● AIM:
Your task is to reproduce the material exactly.

[Records excerpted from a collection]
————

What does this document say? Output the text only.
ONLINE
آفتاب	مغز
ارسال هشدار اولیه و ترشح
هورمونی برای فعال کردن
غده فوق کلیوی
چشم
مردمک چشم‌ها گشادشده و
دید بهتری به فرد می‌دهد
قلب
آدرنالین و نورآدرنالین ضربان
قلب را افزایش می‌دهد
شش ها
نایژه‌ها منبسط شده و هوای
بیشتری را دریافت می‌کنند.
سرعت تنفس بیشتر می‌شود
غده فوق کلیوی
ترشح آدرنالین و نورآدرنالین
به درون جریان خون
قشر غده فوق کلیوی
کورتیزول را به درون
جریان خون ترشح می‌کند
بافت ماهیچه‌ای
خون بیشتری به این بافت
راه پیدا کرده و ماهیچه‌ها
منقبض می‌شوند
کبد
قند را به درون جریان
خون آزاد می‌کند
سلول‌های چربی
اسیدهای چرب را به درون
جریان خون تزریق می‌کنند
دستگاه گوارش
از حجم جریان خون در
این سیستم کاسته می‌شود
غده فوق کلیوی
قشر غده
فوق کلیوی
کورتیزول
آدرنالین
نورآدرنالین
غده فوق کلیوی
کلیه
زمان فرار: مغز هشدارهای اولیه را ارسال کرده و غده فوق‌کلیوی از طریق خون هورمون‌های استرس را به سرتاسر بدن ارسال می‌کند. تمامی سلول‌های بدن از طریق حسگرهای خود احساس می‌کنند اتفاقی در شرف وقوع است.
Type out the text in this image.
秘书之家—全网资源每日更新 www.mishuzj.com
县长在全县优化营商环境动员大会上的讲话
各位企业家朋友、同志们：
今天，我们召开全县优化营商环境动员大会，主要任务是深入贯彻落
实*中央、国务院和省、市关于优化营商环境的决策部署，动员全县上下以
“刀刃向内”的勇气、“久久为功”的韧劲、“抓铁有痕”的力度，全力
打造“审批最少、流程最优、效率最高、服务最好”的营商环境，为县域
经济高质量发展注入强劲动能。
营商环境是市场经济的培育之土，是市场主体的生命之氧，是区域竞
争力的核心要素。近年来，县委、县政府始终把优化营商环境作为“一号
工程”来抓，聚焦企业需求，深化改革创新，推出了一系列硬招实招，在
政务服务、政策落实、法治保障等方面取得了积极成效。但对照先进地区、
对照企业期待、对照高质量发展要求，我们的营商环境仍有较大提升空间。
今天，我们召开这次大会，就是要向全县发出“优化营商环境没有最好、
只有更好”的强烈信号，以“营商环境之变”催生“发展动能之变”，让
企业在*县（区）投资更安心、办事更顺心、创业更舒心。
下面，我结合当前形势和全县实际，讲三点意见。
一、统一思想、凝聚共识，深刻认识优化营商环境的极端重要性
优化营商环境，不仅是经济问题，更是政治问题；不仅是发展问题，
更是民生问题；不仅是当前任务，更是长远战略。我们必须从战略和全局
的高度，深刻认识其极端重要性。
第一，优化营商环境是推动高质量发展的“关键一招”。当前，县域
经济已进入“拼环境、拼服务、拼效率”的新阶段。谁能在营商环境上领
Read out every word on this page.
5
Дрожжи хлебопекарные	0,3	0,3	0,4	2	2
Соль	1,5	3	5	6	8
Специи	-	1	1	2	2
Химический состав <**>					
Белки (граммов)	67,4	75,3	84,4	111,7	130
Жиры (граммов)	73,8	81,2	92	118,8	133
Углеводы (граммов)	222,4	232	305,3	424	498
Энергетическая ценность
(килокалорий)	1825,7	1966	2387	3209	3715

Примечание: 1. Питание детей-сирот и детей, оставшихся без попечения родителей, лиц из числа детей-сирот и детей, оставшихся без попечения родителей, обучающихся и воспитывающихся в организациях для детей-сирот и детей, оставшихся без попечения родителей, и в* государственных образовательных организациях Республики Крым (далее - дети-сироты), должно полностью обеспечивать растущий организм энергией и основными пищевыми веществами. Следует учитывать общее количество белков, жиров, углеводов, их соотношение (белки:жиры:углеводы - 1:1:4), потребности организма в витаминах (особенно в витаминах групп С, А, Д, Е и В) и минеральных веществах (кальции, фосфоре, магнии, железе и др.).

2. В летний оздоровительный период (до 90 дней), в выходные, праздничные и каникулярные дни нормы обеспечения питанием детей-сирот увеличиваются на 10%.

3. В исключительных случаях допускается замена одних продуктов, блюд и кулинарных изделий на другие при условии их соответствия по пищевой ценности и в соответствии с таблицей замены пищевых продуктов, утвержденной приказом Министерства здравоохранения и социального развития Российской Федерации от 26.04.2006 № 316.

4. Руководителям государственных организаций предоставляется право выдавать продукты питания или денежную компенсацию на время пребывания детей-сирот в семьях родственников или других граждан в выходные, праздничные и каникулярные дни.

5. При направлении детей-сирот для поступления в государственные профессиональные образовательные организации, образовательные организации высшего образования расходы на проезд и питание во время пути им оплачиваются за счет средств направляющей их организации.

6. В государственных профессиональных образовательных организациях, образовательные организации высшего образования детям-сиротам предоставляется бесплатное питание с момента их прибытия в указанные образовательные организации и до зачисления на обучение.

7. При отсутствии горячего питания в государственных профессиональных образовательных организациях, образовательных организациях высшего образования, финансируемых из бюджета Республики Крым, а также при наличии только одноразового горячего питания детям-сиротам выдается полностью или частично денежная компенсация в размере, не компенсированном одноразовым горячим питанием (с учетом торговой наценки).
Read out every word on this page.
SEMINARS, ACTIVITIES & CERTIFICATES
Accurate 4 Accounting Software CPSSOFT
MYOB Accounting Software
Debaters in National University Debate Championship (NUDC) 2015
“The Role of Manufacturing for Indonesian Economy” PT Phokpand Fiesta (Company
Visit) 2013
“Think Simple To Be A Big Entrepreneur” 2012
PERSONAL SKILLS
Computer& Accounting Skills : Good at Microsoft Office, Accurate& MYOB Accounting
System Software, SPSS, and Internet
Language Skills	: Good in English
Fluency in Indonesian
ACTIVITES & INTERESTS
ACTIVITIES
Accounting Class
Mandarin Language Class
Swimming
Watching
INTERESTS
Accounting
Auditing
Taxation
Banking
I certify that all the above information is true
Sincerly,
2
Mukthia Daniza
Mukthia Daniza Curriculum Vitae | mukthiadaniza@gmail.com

————

● FINISHED TASK:
What does this document say? Output the text only.
ONLINE
آفتاب	مغز
ارسال هشدار اولیه و ترشح
هورمونی برای فعال کردن
غده فوق کلیوی
چشم
مردمک چشم‌ها گشادشده و
دید بهتری به فرد می‌دهد
قلب
آدرنالین و نورآدرنالین ضربان
قلب را افزایش می‌دهد
شش ها
نایژه‌ها منبسط شده و هوای
بیشتری را دریافت می‌کنند.
سرعت تنفس بیشتر می‌شود
غده فوق کلیوی
ترشح آدرنالین و نورآدرنالین
به درون جریان خون
قشر غده فوق کلیوی
کورتیزول را به درون
جریان خون ترشح می‌کند
بافت ماهیچه‌ای
خون بیشتری به این بافت
راه پیدا کرده و ماهیچه‌ها
منقبض می‌شوند
کبد
قند را به درون جریان
خون آزاد می‌کند
سلول‌های چربی
اسیدهای چرب را به درون
جریان خون تزریق می‌کنند
دستگاه گوارش
از حجم جریان خون در
این سیستم کاسته می‌شود
غده فوق کلیوی
قشر غده
فوق کلیوی
کورتیزول
آدرنالین
نورآدرنالین
غده فوق کلیوی
کلیه
زمان فرار: مغز هشدارهای اولیه را ارسال کرده و غده فوق‌کلیوی از طریق خون هورمون‌های استرس را به سرتاسر بدن ارسال می‌کند. تمامی سلول‌های بدن از طریق حسگرهای خود احساس می‌کنند اتفاقی در شرف وقوع است.
Type out the text in this image.
秘书之家—全网资源每日更新 www.mishuzj.com
县长在全县优化营商环境动员大会上的讲话
各位企业家朋友、同志们：
今天，我们召开全县优化营商环境动员大会，主要任务是深入贯彻落
实*中央、国务院和省、市关于优化营商环境的决策部署，动员全县上下以
“刀刃向内”的勇气、“久久为功”的韧劲、“抓铁有痕”的力度，全力
打造“审批最少、流程最优、效率最高、服务最好”的营商环境，为县域
经济高质量发展注入强劲动能。
营商环境是市场经济的培育之土，是市场主体的生命之氧，是区域竞
争力的核心要素。近年来，县委、县政府始终把优化营商环境作为“一号
工程”来抓，聚焦企业需求，深化改革创新，推出了一系列硬招实招，在
政务服务、政策落实、法治保障等方面取得了积极成效。但对照先进地区、
对照企业期待、对照高质量发展要求，我们的营商环境仍有较大提升空间。
今天，我们召开这次大会，就是要向全县发出“优化营商环境没有最好、
只有更好”的强烈信号，以“营商环境之变”催生“发展动能之变”，让
企业在*县（区）投资更安心、办事更顺心、创业更舒心。
下面，我结合当前形势和全县实际，讲三点意见。
一、统一思想、凝聚共识，深刻认识优化营商环境的极端重要性
优化营商环境，不仅是经济问题，更是政治问题；不仅是发展问题，
更是民生问题；不仅是当前任务，更是长远战略。我们必须从战略和全局
的高度，深刻认识其极端重要性。
第一，优化营商环境是推动高质量发展的“关键一招”。当前，县域
经济已进入“拼环境、拼服务、拼效率”的新阶段。谁能在营商环境上领
Read out every word on this page.
5
Дрожжи хлебопекарные	0,3	0,3	0,4	2	2
Соль	1,5	3	5	6	8
Специи	-	1	1	2	2
Химический состав <**>					
Белки (граммов)	67,4	75,3	84,4	111,7	130
Жиры (граммов)	73,8	81,2	92	118,8	133
Углеводы (граммов)	222,4	232	305,3	424	498
Энергетическая ценность
(килокалорий)	1825,7	1966	2387	3209	3715

Примечание: 1. Питание детей-сирот и детей, оставшихся без попечения родителей, лиц из числа детей-сирот и детей, оставшихся без попечения родителей, обучающихся и воспитывающихся в организациях для детей-сирот и детей, оставшихся без попечения родителей, и в* государственных образовательных организациях Республики Крым (далее - дети-сироты), должно полностью обеспечивать растущий организм энергией и основными пищевыми веществами. Следует учитывать общее количество белков, жиров, углеводов, их соотношение (белки:жиры:углеводы - 1:1:4), потребности организма в витаминах (особенно в витаминах групп С, А, Д, Е и В) и минеральных веществах (кальции, фосфоре, магнии, железе и др.).

2. В летний оздоровительный период (до 90 дней), в выходные, праздничные и каникулярные дни нормы обеспечения питанием детей-сирот увеличиваются на 10%.

3. В исключительных случаях допускается замена одних продуктов, блюд и кулинарных изделий на другие при условии их соответствия по пищевой ценности и в соответствии с таблицей замены пищевых продуктов, утвержденной приказом Министерства здравоохранения и социального развития Российской Федерации от 26.04.2006 № 316.

4. Руководителям государственных организаций предоставляется право выдавать продукты питания или денежную компенсацию на время пребывания детей-сирот в семьях родственников или других граждан в выходные, праздничные и каникулярные дни.

5. При направлении детей-сирот для поступления в государственные профессиональные образовательные организации, образовательные организации высшего образования расходы на проезд и питание во время пути им оплачиваются за счет средств направляющей их организации.

6. В государственных профессиональных образовательных организациях, образовательные организации высшего образования детям-сиротам предоставляется бесплатное питание с момента их прибытия в указанные образовательные организации и до зачисления на обучение.

7. При отсутствии горячего питания в государственных профессиональных образовательных организациях, образовательных организациях высшего образования, финансируемых из бюджета Республики Крым, а также при наличии только одноразового горячего питания детям-сиротам выдается полностью или частично денежная компенсация в размере, не компенсированном одноразовым горячим питанием (с учетом торговой наценки).
Read out every word on this page.
SEMINARS, ACTIVITIES & CERTIFICATES
Accurate 4 Accounting Software CPSSOFT
MYOB Accounting Software
Debaters in National University Debate Championship (NUDC) 2015
“The Role of Manufacturing for Indonesian Economy” PT Phokpand Fiesta (Company
Visit) 2013
“Think Simple To Be A Big Entrepreneur” 2012
PERSONAL SKILLS
Computer& Accounting Skills : Good at Microsoft Office, Accurate& MYOB Accounting
System Software, SPSS, and Internet
Language Skills	: Good in English
Fluency in Indonesian
ACTIVITES & INTERESTS
ACTIVITIES
Accounting Class
Mandarin Language Class
Swimming
Watching
INTERESTS
Accounting
Auditing
Taxation
Banking
I certify that all the above information is true
Sincerly,
2
Mukthia Daniza
Mukthia Daniza Curriculum Vitae | mukthiadaniza@gmail.com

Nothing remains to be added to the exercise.